Your task » Identify the lines bearing the string "современного" and gather them.

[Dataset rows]
[Begin]

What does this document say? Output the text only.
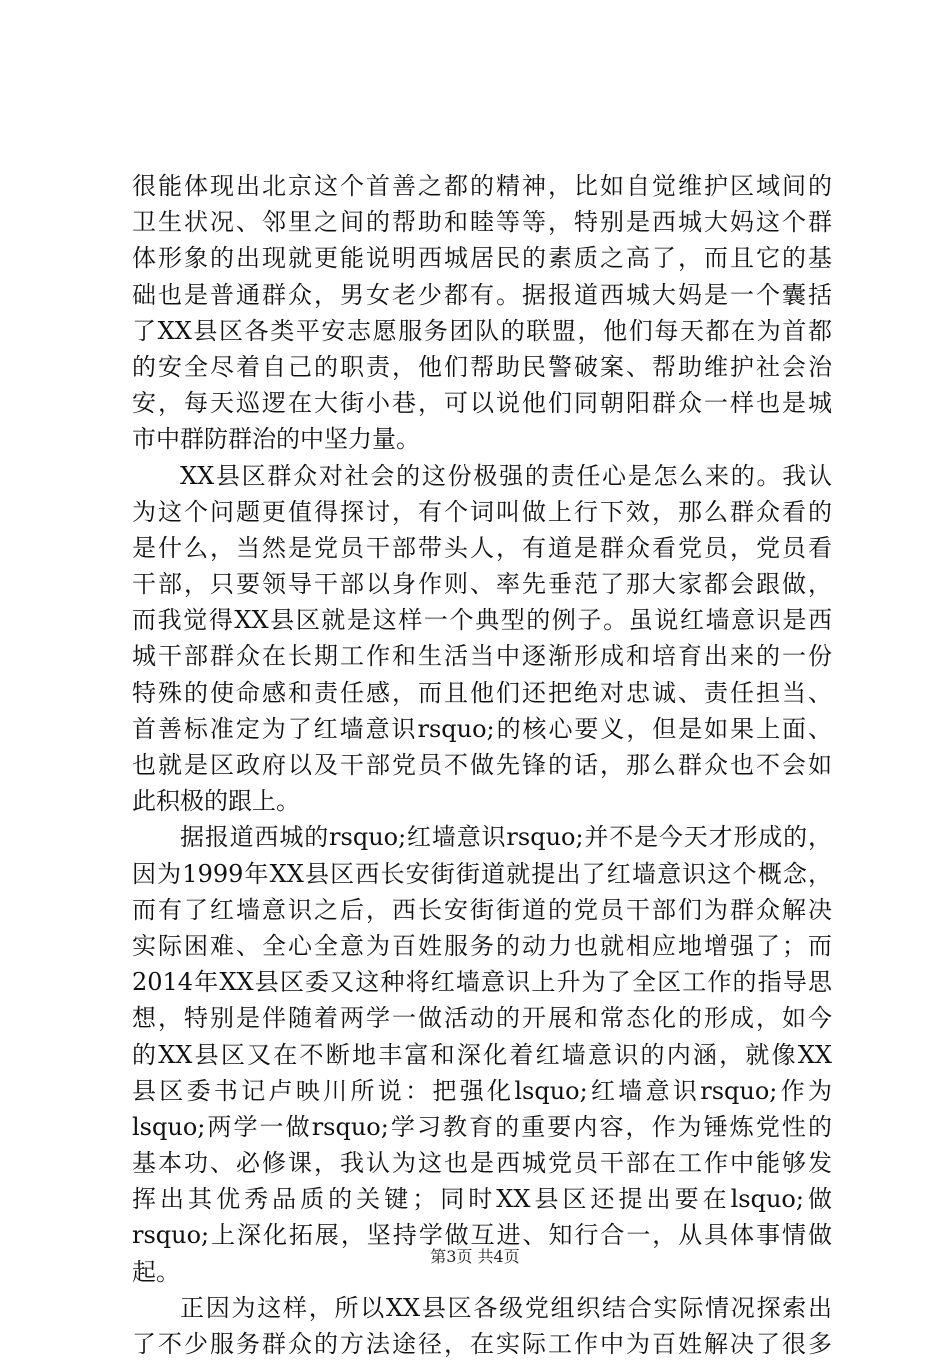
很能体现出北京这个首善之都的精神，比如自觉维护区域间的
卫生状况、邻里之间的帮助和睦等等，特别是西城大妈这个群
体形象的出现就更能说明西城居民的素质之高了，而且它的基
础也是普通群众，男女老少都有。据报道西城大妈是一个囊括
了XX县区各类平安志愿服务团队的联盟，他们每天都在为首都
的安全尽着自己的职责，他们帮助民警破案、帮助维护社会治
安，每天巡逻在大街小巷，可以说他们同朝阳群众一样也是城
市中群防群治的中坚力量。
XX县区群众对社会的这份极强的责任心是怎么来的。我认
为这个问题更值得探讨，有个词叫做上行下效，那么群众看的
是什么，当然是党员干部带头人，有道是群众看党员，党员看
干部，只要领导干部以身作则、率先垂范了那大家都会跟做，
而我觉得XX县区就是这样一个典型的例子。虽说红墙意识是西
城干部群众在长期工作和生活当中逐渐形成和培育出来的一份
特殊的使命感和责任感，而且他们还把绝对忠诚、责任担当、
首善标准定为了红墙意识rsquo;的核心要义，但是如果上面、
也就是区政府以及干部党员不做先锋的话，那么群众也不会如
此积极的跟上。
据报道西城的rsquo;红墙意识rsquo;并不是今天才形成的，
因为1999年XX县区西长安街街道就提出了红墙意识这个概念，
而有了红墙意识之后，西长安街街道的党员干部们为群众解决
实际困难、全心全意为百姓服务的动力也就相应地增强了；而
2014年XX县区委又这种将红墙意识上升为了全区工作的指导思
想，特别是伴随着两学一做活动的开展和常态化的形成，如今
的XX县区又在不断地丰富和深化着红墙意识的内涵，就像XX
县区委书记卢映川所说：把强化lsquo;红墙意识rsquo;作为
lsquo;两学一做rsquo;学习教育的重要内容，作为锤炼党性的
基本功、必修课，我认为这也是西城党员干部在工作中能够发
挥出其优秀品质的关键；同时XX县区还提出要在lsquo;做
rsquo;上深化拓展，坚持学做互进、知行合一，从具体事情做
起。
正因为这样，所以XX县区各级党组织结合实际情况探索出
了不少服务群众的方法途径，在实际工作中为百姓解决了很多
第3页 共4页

[End]
[Begin]

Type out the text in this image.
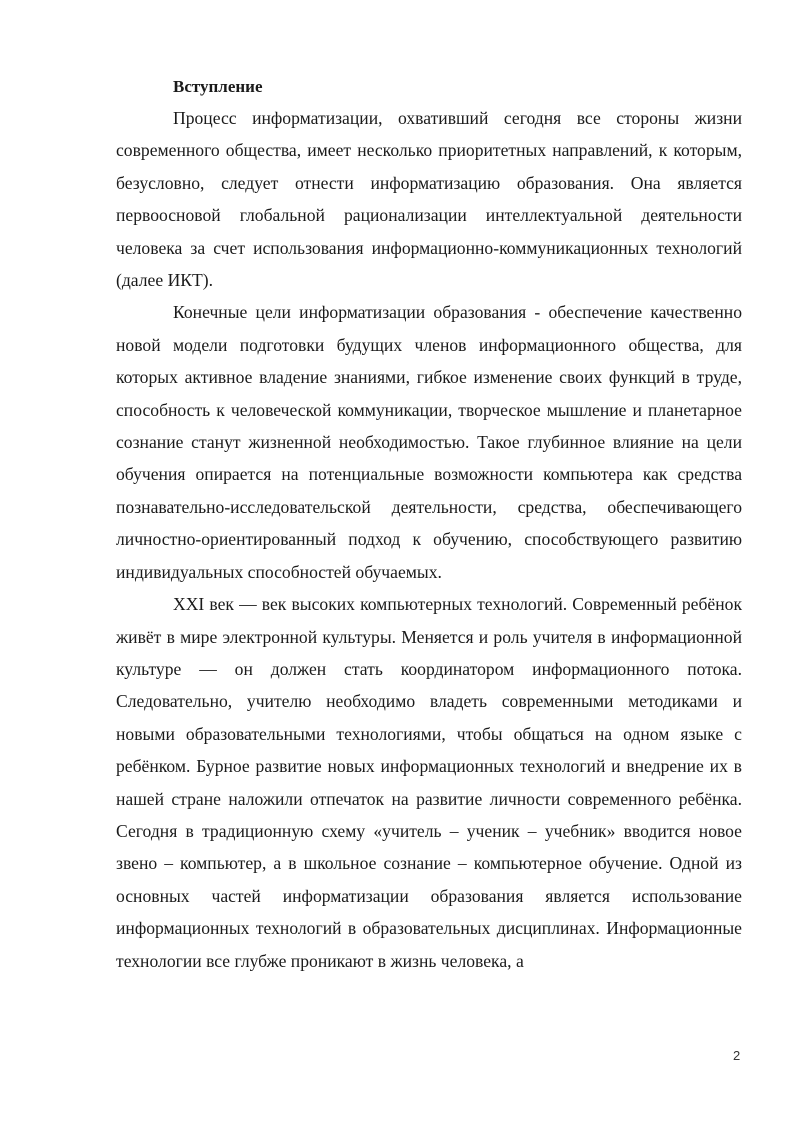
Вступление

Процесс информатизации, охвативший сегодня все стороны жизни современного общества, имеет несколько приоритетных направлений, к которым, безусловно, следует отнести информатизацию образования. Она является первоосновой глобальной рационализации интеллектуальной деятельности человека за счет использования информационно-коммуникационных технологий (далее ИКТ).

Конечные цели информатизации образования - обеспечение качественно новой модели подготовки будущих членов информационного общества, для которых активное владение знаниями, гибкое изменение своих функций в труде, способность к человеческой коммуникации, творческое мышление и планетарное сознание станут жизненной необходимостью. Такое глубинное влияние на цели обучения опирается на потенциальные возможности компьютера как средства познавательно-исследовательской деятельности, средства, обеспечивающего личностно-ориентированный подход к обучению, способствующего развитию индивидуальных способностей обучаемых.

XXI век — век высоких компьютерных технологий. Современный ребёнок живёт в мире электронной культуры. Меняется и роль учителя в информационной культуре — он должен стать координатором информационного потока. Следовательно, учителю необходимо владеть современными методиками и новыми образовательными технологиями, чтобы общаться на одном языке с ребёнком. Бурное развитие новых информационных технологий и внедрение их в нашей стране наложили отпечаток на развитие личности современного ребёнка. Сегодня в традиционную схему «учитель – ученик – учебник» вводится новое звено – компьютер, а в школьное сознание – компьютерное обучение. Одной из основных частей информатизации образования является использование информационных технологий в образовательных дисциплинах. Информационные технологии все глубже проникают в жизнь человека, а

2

[End]
[Begin]

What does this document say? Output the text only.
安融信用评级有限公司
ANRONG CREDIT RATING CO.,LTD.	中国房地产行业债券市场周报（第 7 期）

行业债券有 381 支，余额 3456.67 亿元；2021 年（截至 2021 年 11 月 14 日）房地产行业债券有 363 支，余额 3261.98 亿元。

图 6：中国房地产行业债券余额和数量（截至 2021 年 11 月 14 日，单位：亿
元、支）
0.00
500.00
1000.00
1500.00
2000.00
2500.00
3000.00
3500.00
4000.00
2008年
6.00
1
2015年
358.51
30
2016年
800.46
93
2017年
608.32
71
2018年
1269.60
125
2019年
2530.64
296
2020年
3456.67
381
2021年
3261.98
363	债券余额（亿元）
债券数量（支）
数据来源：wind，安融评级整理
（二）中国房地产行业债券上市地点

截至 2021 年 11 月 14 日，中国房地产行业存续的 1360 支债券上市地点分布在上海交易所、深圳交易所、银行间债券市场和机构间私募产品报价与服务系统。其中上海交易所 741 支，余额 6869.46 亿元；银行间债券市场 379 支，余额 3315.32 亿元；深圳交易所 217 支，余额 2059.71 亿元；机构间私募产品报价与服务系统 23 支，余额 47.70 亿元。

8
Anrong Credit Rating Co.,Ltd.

[End]

Exercise output »
Процесс информатизации, охвативший сегодня все стороны жизни современного общества, имеет несколько приоритетных направлений, к которым, безусловно, следует отнести информатизацию образования. Она является первоосновой глобальной рационализации интеллектуальной деятельности человека за счет использования информационно-коммуникационных технологий (далее ИКТ).
XXI век — век высоких компьютерных технологий. Современный ребёнок живёт в мире электронной культуры. Меняется и роль учителя в информационной культуре — он должен стать координатором информационного потока. Следовательно, учителю необходимо владеть современными методиками и новыми образовательными технологиями, чтобы общаться на одном языке с ребёнком. Бурное развитие новых информационных технологий и внедрение их в нашей стране наложили отпечаток на развитие личности современного ребёнка. Сегодня в традиционную схему «учитель – ученик – учебник» вводится новое звено – компьютер, а в школьное сознание – компьютерное обучение. Одной из основных частей информатизации образования является использование информационных технологий в образовательных дисциплинах. Информационные технологии все глубже проникают в жизнь человека, а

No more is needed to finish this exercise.